(Some records)
*****

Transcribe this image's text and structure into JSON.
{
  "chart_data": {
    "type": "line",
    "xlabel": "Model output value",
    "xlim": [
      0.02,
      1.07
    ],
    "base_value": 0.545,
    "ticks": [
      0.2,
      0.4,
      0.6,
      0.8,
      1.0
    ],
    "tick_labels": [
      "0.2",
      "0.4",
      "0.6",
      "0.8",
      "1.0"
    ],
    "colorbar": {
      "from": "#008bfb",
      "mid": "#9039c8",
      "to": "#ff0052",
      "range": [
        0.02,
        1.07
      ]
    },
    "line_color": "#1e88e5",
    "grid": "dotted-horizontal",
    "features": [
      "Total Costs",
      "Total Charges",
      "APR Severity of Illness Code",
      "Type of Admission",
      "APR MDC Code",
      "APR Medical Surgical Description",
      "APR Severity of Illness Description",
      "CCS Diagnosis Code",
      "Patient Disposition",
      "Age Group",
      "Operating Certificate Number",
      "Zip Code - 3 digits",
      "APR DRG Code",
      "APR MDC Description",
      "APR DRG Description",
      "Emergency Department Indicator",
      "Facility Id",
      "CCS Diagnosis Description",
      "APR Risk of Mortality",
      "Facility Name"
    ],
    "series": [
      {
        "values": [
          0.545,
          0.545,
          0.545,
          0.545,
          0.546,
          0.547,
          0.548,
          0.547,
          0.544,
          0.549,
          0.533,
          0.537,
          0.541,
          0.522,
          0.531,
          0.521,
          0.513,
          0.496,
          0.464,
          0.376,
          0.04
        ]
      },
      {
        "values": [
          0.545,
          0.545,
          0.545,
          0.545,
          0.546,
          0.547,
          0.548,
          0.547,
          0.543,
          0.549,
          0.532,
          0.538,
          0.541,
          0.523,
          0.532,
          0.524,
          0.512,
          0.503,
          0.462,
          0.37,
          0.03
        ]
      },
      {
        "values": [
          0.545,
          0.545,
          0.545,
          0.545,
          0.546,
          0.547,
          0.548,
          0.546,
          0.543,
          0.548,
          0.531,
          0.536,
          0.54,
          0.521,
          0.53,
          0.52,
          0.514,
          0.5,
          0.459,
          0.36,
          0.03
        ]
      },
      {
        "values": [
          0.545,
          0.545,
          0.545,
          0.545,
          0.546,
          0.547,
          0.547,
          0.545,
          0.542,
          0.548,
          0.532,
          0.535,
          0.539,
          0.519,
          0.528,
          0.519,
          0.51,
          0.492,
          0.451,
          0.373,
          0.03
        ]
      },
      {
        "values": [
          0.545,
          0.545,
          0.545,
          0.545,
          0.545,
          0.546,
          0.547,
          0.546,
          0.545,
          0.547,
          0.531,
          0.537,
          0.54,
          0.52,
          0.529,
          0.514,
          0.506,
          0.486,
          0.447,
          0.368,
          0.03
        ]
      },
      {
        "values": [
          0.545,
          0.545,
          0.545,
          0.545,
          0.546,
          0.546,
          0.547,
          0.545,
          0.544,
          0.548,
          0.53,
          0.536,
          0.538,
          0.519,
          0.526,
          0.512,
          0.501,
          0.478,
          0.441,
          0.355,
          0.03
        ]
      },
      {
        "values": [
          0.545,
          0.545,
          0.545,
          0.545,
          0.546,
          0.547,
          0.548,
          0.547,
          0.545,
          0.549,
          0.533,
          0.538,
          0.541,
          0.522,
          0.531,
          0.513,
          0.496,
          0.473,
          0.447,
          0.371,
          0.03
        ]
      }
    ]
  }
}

*****

• WHAT TO DO: Search the lines for "Illness". Copy each line that has it.

• ANSWER TO THE TASK:
      "APR Severity of Illness Code",
      "APR Severity of Illness Description",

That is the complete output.